EXERCISE DESCRIPTION -> Lines containing "Servicio" are to be counted. Report the count alone.

Extracted records:
—————

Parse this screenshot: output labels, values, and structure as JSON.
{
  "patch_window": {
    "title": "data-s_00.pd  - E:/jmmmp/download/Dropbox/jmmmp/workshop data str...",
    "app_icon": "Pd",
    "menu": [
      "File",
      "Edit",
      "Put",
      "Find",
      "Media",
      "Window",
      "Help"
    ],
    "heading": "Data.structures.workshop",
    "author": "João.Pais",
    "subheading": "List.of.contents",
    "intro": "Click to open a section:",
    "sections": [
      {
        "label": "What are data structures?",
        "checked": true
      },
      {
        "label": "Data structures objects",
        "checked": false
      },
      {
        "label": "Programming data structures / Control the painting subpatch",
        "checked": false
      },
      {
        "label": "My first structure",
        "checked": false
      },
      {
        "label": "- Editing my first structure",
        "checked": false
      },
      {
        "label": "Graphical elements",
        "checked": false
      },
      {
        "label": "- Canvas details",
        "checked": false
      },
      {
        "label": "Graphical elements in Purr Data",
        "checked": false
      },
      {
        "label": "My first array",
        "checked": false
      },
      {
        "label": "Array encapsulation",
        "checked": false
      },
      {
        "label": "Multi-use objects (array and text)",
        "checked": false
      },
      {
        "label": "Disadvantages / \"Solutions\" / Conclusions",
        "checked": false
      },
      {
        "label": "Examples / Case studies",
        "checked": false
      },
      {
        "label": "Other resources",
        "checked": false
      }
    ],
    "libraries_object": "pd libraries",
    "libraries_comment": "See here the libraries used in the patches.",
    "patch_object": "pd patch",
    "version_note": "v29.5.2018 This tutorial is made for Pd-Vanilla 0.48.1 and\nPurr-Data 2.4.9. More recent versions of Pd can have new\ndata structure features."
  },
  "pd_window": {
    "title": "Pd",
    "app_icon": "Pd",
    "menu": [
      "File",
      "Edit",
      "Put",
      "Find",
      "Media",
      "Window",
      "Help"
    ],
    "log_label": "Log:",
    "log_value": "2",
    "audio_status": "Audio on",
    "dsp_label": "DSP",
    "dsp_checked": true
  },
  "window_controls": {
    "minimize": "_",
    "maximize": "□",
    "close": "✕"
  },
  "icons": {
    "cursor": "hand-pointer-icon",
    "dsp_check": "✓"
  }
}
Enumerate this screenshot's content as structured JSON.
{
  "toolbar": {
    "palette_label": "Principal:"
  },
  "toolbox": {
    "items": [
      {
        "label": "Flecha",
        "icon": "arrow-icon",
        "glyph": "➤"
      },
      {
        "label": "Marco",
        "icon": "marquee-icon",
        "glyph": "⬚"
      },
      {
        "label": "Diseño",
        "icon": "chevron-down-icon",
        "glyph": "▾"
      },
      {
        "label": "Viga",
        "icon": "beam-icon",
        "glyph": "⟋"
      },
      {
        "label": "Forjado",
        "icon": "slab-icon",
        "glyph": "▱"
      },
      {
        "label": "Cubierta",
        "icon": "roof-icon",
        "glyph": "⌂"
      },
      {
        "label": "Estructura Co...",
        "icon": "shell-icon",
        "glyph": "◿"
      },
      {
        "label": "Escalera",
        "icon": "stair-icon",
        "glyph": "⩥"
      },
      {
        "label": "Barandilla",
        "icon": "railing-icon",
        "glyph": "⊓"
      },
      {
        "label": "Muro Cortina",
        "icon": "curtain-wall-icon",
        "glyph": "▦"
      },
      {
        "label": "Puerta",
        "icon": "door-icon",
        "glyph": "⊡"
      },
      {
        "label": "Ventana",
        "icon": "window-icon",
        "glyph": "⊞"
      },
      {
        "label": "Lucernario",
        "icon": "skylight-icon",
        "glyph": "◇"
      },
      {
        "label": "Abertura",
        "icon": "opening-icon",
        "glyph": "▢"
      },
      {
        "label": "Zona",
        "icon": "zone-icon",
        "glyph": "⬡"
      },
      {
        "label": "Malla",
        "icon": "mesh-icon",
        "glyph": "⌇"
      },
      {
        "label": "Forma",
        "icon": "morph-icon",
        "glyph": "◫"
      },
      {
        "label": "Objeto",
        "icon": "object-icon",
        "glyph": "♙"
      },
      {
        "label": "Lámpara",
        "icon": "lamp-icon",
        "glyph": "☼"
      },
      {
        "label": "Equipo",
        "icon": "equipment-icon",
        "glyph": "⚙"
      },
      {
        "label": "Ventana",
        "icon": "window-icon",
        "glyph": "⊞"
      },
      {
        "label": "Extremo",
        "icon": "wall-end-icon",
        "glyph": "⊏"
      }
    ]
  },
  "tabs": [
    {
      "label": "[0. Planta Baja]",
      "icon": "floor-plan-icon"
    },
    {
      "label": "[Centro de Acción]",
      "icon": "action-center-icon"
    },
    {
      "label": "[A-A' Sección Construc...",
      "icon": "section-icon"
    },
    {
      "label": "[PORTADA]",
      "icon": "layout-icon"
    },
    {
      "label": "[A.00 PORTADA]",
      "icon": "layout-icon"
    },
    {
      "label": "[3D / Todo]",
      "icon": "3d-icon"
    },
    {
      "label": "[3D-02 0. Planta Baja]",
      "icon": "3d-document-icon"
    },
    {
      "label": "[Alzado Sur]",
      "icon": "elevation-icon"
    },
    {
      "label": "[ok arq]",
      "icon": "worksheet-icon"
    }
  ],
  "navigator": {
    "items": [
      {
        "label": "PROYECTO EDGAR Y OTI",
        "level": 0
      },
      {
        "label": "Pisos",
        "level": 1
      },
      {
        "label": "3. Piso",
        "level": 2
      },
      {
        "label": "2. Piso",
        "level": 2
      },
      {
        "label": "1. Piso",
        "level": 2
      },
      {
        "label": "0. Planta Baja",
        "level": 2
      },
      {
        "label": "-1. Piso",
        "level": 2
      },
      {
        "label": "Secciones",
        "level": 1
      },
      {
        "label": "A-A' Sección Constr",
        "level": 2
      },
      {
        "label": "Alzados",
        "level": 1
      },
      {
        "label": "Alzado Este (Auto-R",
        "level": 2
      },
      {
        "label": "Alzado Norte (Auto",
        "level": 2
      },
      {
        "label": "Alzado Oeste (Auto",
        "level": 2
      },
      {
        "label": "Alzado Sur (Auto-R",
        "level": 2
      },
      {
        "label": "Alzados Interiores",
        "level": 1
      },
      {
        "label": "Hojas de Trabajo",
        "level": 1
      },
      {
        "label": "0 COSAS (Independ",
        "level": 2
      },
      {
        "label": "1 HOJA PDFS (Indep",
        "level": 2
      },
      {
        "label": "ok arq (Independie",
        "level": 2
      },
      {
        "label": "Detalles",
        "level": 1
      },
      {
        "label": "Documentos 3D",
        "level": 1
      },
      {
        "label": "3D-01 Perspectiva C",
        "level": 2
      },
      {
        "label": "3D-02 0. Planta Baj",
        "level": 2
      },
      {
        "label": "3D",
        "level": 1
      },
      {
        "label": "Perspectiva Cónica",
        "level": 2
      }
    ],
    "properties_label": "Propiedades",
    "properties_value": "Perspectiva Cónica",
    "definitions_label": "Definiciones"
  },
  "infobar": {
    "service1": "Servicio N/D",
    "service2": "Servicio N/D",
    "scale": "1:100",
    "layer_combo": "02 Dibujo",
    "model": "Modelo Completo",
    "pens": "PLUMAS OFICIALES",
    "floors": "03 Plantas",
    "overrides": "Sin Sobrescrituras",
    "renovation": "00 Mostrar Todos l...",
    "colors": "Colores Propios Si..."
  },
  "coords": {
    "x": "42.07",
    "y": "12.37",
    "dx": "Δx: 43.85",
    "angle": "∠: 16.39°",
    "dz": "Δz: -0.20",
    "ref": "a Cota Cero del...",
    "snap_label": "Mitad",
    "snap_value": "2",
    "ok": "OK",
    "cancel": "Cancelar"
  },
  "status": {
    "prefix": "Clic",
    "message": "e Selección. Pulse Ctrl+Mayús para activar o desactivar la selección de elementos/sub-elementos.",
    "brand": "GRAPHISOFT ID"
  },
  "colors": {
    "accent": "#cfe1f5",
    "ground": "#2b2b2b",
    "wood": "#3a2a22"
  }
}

—————

TASK RESULT -> 2